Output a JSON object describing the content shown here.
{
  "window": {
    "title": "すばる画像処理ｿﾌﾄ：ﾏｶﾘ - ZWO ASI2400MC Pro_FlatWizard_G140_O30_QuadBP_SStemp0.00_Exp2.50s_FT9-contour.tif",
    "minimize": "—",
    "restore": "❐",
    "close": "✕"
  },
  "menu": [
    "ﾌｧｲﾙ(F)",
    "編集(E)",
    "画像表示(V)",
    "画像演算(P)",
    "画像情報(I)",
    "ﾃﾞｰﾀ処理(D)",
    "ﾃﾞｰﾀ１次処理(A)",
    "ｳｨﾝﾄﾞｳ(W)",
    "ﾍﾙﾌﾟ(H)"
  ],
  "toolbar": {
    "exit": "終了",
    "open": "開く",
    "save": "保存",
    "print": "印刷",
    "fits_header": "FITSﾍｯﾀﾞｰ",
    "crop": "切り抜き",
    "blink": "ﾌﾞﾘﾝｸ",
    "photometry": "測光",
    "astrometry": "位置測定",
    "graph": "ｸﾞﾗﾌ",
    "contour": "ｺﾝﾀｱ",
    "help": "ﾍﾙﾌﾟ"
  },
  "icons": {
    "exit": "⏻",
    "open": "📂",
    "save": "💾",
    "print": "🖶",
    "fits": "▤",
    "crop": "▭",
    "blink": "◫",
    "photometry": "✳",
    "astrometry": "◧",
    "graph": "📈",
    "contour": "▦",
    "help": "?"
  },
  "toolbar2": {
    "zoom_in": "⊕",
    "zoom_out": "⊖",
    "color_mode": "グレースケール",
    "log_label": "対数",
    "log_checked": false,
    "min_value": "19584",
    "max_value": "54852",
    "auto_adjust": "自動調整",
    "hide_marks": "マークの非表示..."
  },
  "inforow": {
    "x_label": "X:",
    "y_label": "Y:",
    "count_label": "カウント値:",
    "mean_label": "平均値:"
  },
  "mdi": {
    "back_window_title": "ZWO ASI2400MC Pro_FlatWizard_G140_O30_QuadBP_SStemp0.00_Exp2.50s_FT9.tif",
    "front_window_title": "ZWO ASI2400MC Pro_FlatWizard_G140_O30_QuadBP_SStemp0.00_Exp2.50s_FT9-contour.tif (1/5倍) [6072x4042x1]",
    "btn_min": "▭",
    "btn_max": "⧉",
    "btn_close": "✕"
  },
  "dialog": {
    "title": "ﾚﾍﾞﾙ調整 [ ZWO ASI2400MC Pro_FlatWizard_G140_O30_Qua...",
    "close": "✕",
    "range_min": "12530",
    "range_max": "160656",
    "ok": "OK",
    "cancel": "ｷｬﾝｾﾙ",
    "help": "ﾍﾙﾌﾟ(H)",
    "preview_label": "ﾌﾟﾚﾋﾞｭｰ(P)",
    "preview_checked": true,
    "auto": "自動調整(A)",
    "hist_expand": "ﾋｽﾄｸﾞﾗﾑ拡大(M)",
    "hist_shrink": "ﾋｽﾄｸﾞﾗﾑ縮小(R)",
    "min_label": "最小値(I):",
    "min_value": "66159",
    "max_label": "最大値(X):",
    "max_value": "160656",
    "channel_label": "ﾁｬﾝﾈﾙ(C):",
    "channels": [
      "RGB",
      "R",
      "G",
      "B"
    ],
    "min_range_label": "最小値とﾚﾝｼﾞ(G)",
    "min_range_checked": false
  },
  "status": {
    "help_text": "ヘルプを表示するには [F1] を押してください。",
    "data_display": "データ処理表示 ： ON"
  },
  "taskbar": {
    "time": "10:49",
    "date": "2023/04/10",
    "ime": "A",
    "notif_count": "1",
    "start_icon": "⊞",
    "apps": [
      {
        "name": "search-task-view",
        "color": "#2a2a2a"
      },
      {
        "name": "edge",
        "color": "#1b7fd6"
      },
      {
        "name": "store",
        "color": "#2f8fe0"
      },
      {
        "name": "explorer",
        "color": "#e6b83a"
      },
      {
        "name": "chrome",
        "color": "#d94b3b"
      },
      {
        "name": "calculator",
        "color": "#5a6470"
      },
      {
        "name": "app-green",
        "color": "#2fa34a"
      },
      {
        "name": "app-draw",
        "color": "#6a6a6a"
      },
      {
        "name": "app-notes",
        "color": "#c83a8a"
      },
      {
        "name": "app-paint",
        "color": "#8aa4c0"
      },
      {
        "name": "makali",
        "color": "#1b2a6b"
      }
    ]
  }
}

++++

▸ TASK TO CARRY OUT
Recopy the whole listing exactly.

▸ ANSWER TO THIS TASK
Output a JSON object describing the content shown here.
{
  "window": {
    "title": "すばる画像処理ｿﾌﾄ：ﾏｶﾘ - ZWO ASI2400MC Pro_FlatWizard_G140_O30_QuadBP_SStemp0.00_Exp2.50s_FT9-contour.tif",
    "minimize": "—",
    "restore": "❐",
    "close": "✕"
  },
  "menu": [
    "ﾌｧｲﾙ(F)",
    "編集(E)",
    "画像表示(V)",
    "画像演算(P)",
    "画像情報(I)",
    "ﾃﾞｰﾀ処理(D)",
    "ﾃﾞｰﾀ１次処理(A)",
    "ｳｨﾝﾄﾞｳ(W)",
    "ﾍﾙﾌﾟ(H)"
  ],
  "toolbar": {
    "exit": "終了",
    "open": "開く",
    "save": "保存",
    "print": "印刷",
    "fits_header": "FITSﾍｯﾀﾞｰ",
    "crop": "切り抜き",
    "blink": "ﾌﾞﾘﾝｸ",
    "photometry": "測光",
    "astrometry": "位置測定",
    "graph": "ｸﾞﾗﾌ",
    "contour": "ｺﾝﾀｱ",
    "help": "ﾍﾙﾌﾟ"
  },
  "icons": {
    "exit": "⏻",
    "open": "📂",
    "save": "💾",
    "print": "🖶",
    "fits": "▤",
    "crop": "▭",
    "blink": "◫",
    "photometry": "✳",
    "astrometry": "◧",
    "graph": "📈",
    "contour": "▦",
    "help": "?"
  },
  "toolbar2": {
    "zoom_in": "⊕",
    "zoom_out": "⊖",
    "color_mode": "グレースケール",
    "log_label": "対数",
    "log_checked": false,
    "min_value": "19584",
    "max_value": "54852",
    "auto_adjust": "自動調整",
    "hide_marks": "マークの非表示..."
  },
  "inforow": {
    "x_label": "X:",
    "y_label": "Y:",
    "count_label": "カウント値:",
    "mean_label": "平均値:"
  },
  "mdi": {
    "back_window_title": "ZWO ASI2400MC Pro_FlatWizard_G140_O30_QuadBP_SStemp0.00_Exp2.50s_FT9.tif",
    "front_window_title": "ZWO ASI2400MC Pro_FlatWizard_G140_O30_QuadBP_SStemp0.00_Exp2.50s_FT9-contour.tif (1/5倍) [6072x4042x1]",
    "btn_min": "▭",
    "btn_max": "⧉",
    "btn_close": "✕"
  },
  "dialog": {
    "title": "ﾚﾍﾞﾙ調整 [ ZWO ASI2400MC Pro_FlatWizard_G140_O30_Qua...",
    "close": "✕",
    "range_min": "12530",
    "range_max": "160656",
    "ok": "OK",
    "cancel": "ｷｬﾝｾﾙ",
    "help": "ﾍﾙﾌﾟ(H)",
    "preview_label": "ﾌﾟﾚﾋﾞｭｰ(P)",
    "preview_checked": true,
    "auto": "自動調整(A)",
    "hist_expand": "ﾋｽﾄｸﾞﾗﾑ拡大(M)",
    "hist_shrink": "ﾋｽﾄｸﾞﾗﾑ縮小(R)",
    "min_label": "最小値(I):",
    "min_value": "66159",
    "max_label": "最大値(X):",
    "max_value": "160656",
    "channel_label": "ﾁｬﾝﾈﾙ(C):",
    "channels": [
      "RGB",
      "R",
      "G",
      "B"
    ],
    "min_range_label": "最小値とﾚﾝｼﾞ(G)",
    "min_range_checked": false
  },
  "status": {
    "help_text": "ヘルプを表示するには [F1] を押してください。",
    "data_display": "データ処理表示 ： ON"
  },
  "taskbar": {
    "time": "10:49",
    "date": "2023/04/10",
    "ime": "A",
    "notif_count": "1",
    "start_icon": "⊞",
    "apps": [
      {
        "name": "search-task-view",
        "color": "#2a2a2a"
      },
      {
        "name": "edge",
        "color": "#1b7fd6"
      },
      {
        "name": "store",
        "color": "#2f8fe0"
      },
      {
        "name": "explorer",
        "color": "#e6b83a"
      },
      {
        "name": "chrome",
        "color": "#d94b3b"
      },
      {
        "name": "calculator",
        "color": "#5a6470"
      },
      {
        "name": "app-green",
        "color": "#2fa34a"
      },
      {
        "name": "app-draw",
        "color": "#6a6a6a"
      },
      {
        "name": "app-notes",
        "color": "#c83a8a"
      },
      {
        "name": "app-paint",
        "color": "#8aa4c0"
      },
      {
        "name": "makali",
        "color": "#1b2a6b"
      }
    ]
  }
}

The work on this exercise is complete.